== Required work ==
Please output the lines shown below exactly as they appear.

== Provided data ==
──────────

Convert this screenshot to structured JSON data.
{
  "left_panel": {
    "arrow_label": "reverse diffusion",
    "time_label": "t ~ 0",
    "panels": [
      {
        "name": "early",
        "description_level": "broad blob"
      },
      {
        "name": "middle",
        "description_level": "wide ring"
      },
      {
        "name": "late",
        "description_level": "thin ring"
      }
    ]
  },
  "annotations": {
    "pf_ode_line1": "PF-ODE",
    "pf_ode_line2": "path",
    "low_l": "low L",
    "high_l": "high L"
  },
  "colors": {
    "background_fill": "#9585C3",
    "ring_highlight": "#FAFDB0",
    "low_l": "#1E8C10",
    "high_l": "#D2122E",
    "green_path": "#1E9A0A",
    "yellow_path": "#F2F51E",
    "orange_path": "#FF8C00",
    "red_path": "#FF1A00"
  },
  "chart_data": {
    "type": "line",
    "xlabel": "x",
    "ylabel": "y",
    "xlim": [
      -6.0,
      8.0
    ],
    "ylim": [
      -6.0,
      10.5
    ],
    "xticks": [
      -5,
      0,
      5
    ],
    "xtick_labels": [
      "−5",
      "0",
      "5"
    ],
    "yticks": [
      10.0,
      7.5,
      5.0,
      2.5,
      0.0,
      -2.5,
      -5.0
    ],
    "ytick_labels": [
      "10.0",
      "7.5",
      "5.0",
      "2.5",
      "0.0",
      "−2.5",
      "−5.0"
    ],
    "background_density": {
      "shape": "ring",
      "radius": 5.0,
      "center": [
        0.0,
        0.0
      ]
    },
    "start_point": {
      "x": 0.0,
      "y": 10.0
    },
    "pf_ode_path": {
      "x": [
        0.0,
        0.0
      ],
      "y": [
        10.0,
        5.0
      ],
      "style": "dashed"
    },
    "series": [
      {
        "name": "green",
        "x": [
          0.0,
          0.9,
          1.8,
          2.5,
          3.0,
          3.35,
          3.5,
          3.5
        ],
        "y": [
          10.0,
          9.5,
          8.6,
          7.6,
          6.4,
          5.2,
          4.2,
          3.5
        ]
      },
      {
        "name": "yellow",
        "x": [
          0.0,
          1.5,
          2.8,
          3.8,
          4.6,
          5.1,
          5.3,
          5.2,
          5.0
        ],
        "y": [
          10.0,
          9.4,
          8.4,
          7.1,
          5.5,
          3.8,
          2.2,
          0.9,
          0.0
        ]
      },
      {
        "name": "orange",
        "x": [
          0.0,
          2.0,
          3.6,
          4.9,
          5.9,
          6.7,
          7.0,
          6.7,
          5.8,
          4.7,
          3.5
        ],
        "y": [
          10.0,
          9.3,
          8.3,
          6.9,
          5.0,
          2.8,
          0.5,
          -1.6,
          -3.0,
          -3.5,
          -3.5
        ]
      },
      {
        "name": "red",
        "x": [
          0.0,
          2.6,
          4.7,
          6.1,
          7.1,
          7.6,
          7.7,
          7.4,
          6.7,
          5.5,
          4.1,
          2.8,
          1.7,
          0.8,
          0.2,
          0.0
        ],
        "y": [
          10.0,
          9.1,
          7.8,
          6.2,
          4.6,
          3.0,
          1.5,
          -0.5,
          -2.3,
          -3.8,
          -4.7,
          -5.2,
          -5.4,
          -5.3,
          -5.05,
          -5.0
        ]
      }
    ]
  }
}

──────────

== The output ==
Convert this screenshot to structured JSON data.
{
  "left_panel": {
    "arrow_label": "reverse diffusion",
    "time_label": "t ~ 0",
    "panels": [
      {
        "name": "early",
        "description_level": "broad blob"
      },
      {
        "name": "middle",
        "description_level": "wide ring"
      },
      {
        "name": "late",
        "description_level": "thin ring"
      }
    ]
  },
  "annotations": {
    "pf_ode_line1": "PF-ODE",
    "pf_ode_line2": "path",
    "low_l": "low L",
    "high_l": "high L"
  },
  "colors": {
    "background_fill": "#9585C3",
    "ring_highlight": "#FAFDB0",
    "low_l": "#1E8C10",
    "high_l": "#D2122E",
    "green_path": "#1E9A0A",
    "yellow_path": "#F2F51E",
    "orange_path": "#FF8C00",
    "red_path": "#FF1A00"
  },
  "chart_data": {
    "type": "line",
    "xlabel": "x",
    "ylabel": "y",
    "xlim": [
      -6.0,
      8.0
    ],
    "ylim": [
      -6.0,
      10.5
    ],
    "xticks": [
      -5,
      0,
      5
    ],
    "xtick_labels": [
      "−5",
      "0",
      "5"
    ],
    "yticks": [
      10.0,
      7.5,
      5.0,
      2.5,
      0.0,
      -2.5,
      -5.0
    ],
    "ytick_labels": [
      "10.0",
      "7.5",
      "5.0",
      "2.5",
      "0.0",
      "−2.5",
      "−5.0"
    ],
    "background_density": {
      "shape": "ring",
      "radius": 5.0,
      "center": [
        0.0,
        0.0
      ]
    },
    "start_point": {
      "x": 0.0,
      "y": 10.0
    },
    "pf_ode_path": {
      "x": [
        0.0,
        0.0
      ],
      "y": [
        10.0,
        5.0
      ],
      "style": "dashed"
    },
    "series": [
      {
        "name": "green",
        "x": [
          0.0,
          0.9,
          1.8,
          2.5,
          3.0,
          3.35,
          3.5,
          3.5
        ],
        "y": [
          10.0,
          9.5,
          8.6,
          7.6,
          6.4,
          5.2,
          4.2,
          3.5
        ]
      },
      {
        "name": "yellow",
        "x": [
          0.0,
          1.5,
          2.8,
          3.8,
          4.6,
          5.1,
          5.3,
          5.2,
          5.0
        ],
        "y": [
          10.0,
          9.4,
          8.4,
          7.1,
          5.5,
          3.8,
          2.2,
          0.9,
          0.0
        ]
      },
      {
        "name": "orange",
        "x": [
          0.0,
          2.0,
          3.6,
          4.9,
          5.9,
          6.7,
          7.0,
          6.7,
          5.8,
          4.7,
          3.5
        ],
        "y": [
          10.0,
          9.3,
          8.3,
          6.9,
          5.0,
          2.8,
          0.5,
          -1.6,
          -3.0,
          -3.5,
          -3.5
        ]
      },
      {
        "name": "red",
        "x": [
          0.0,
          2.6,
          4.7,
          6.1,
          7.1,
          7.6,
          7.7,
          7.4,
          6.7,
          5.5,
          4.1,
          2.8,
          1.7,
          0.8,
          0.2,
          0.0
        ],
        "y": [
          10.0,
          9.1,
          7.8,
          6.2,
          4.6,
          3.0,
          1.5,
          -0.5,
          -2.3,
          -3.8,
          -4.7,
          -5.2,
          -5.4,
          -5.3,
          -5.05,
          -5.0
        ]
      }
    ]
  }
}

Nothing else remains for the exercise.